:: WHAT YOU NEED TO DO ::
Copy out all the records, word for word.

:: DATA TO USE ::

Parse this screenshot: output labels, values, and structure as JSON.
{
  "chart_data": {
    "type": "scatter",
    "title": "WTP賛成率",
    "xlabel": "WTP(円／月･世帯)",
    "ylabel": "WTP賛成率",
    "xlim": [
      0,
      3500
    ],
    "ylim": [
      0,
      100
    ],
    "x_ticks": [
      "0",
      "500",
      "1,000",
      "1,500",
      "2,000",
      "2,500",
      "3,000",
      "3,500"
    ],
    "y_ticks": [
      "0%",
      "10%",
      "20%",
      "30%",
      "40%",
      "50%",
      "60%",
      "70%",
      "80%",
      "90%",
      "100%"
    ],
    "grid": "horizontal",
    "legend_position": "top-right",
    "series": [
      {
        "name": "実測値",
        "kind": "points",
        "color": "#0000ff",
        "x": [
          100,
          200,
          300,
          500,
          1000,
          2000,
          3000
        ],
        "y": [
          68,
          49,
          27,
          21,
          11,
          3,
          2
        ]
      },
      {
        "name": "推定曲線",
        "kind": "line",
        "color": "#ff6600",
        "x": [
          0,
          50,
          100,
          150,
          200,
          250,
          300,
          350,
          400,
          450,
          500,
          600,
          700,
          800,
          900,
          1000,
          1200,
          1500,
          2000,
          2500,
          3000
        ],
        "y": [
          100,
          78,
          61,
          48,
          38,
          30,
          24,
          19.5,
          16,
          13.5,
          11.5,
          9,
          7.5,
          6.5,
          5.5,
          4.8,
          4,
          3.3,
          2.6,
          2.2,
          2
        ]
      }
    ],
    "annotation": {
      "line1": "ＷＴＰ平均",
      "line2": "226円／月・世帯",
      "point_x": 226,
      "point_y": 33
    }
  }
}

:: SOLUTION TO THE PROBLEM ::
Parse this screenshot: output labels, values, and structure as JSON.
{
  "chart_data": {
    "type": "scatter",
    "title": "WTP賛成率",
    "xlabel": "WTP(円／月･世帯)",
    "ylabel": "WTP賛成率",
    "xlim": [
      0,
      3500
    ],
    "ylim": [
      0,
      100
    ],
    "x_ticks": [
      "0",
      "500",
      "1,000",
      "1,500",
      "2,000",
      "2,500",
      "3,000",
      "3,500"
    ],
    "y_ticks": [
      "0%",
      "10%",
      "20%",
      "30%",
      "40%",
      "50%",
      "60%",
      "70%",
      "80%",
      "90%",
      "100%"
    ],
    "grid": "horizontal",
    "legend_position": "top-right",
    "series": [
      {
        "name": "実測値",
        "kind": "points",
        "color": "#0000ff",
        "x": [
          100,
          200,
          300,
          500,
          1000,
          2000,
          3000
        ],
        "y": [
          68,
          49,
          27,
          21,
          11,
          3,
          2
        ]
      },
      {
        "name": "推定曲線",
        "kind": "line",
        "color": "#ff6600",
        "x": [
          0,
          50,
          100,
          150,
          200,
          250,
          300,
          350,
          400,
          450,
          500,
          600,
          700,
          800,
          900,
          1000,
          1200,
          1500,
          2000,
          2500,
          3000
        ],
        "y": [
          100,
          78,
          61,
          48,
          38,
          30,
          24,
          19.5,
          16,
          13.5,
          11.5,
          9,
          7.5,
          6.5,
          5.5,
          4.8,
          4,
          3.3,
          2.6,
          2.2,
          2
        ]
      }
    ],
    "annotation": {
      "line1": "ＷＴＰ平均",
      "line2": "226円／月・世帯",
      "point_x": 226,
      "point_y": 33
    }
  }
}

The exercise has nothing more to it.